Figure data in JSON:

-- START --

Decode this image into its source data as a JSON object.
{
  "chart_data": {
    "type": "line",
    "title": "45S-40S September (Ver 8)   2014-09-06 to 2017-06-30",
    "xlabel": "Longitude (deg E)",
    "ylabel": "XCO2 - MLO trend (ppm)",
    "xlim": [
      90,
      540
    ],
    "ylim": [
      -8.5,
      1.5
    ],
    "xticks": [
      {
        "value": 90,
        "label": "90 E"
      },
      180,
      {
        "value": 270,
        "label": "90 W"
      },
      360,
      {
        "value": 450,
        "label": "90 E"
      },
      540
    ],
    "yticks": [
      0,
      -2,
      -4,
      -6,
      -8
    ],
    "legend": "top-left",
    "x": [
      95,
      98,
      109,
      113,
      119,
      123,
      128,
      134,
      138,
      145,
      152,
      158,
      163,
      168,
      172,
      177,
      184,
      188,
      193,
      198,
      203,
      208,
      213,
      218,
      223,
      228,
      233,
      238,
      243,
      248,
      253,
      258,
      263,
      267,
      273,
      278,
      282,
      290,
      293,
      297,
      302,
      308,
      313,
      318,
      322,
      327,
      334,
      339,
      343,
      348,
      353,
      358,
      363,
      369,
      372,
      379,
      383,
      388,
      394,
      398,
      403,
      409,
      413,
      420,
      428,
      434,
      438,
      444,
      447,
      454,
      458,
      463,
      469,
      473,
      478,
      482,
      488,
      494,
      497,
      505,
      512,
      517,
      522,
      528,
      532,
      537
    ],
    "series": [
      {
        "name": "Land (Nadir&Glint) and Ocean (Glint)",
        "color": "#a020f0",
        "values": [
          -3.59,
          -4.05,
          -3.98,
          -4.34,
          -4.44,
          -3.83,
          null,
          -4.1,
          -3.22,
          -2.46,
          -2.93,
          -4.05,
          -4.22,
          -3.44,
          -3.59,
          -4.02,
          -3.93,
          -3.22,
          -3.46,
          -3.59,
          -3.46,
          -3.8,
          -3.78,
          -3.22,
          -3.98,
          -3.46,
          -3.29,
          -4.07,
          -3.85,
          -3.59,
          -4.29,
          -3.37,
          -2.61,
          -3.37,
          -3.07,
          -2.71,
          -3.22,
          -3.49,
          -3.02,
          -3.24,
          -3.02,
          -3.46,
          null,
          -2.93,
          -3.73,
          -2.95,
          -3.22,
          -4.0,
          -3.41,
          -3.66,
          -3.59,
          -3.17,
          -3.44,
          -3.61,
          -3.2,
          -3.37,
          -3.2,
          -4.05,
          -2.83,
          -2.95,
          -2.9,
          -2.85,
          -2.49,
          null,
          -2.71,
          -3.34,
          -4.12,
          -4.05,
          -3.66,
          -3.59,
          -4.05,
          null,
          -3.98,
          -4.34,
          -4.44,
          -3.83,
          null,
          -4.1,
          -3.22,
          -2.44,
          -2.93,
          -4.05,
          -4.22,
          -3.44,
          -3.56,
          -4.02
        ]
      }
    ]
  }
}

-- END --

**Exercise requirements:**
Copy all of the data. Keep every word exactly as it is.

**Solution below:**
Decode this image into its source data as a JSON object.
{
  "chart_data": {
    "type": "line",
    "title": "45S-40S September (Ver 8)   2014-09-06 to 2017-06-30",
    "xlabel": "Longitude (deg E)",
    "ylabel": "XCO2 - MLO trend (ppm)",
    "xlim": [
      90,
      540
    ],
    "ylim": [
      -8.5,
      1.5
    ],
    "xticks": [
      {
        "value": 90,
        "label": "90 E"
      },
      180,
      {
        "value": 270,
        "label": "90 W"
      },
      360,
      {
        "value": 450,
        "label": "90 E"
      },
      540
    ],
    "yticks": [
      0,
      -2,
      -4,
      -6,
      -8
    ],
    "legend": "top-left",
    "x": [
      95,
      98,
      109,
      113,
      119,
      123,
      128,
      134,
      138,
      145,
      152,
      158,
      163,
      168,
      172,
      177,
      184,
      188,
      193,
      198,
      203,
      208,
      213,
      218,
      223,
      228,
      233,
      238,
      243,
      248,
      253,
      258,
      263,
      267,
      273,
      278,
      282,
      290,
      293,
      297,
      302,
      308,
      313,
      318,
      322,
      327,
      334,
      339,
      343,
      348,
      353,
      358,
      363,
      369,
      372,
      379,
      383,
      388,
      394,
      398,
      403,
      409,
      413,
      420,
      428,
      434,
      438,
      444,
      447,
      454,
      458,
      463,
      469,
      473,
      478,
      482,
      488,
      494,
      497,
      505,
      512,
      517,
      522,
      528,
      532,
      537
    ],
    "series": [
      {
        "name": "Land (Nadir&Glint) and Ocean (Glint)",
        "color": "#a020f0",
        "values": [
          -3.59,
          -4.05,
          -3.98,
          -4.34,
          -4.44,
          -3.83,
          null,
          -4.1,
          -3.22,
          -2.46,
          -2.93,
          -4.05,
          -4.22,
          -3.44,
          -3.59,
          -4.02,
          -3.93,
          -3.22,
          -3.46,
          -3.59,
          -3.46,
          -3.8,
          -3.78,
          -3.22,
          -3.98,
          -3.46,
          -3.29,
          -4.07,
          -3.85,
          -3.59,
          -4.29,
          -3.37,
          -2.61,
          -3.37,
          -3.07,
          -2.71,
          -3.22,
          -3.49,
          -3.02,
          -3.24,
          -3.02,
          -3.46,
          null,
          -2.93,
          -3.73,
          -2.95,
          -3.22,
          -4.0,
          -3.41,
          -3.66,
          -3.59,
          -3.17,
          -3.44,
          -3.61,
          -3.2,
          -3.37,
          -3.2,
          -4.05,
          -2.83,
          -2.95,
          -2.9,
          -2.85,
          -2.49,
          null,
          -2.71,
          -3.34,
          -4.12,
          -4.05,
          -3.66,
          -3.59,
          -4.05,
          null,
          -3.98,
          -4.34,
          -4.44,
          -3.83,
          null,
          -4.1,
          -3.22,
          -2.44,
          -2.93,
          -4.05,
          -4.22,
          -3.44,
          -3.56,
          -4.02
        ]
      }
    ]
  }
}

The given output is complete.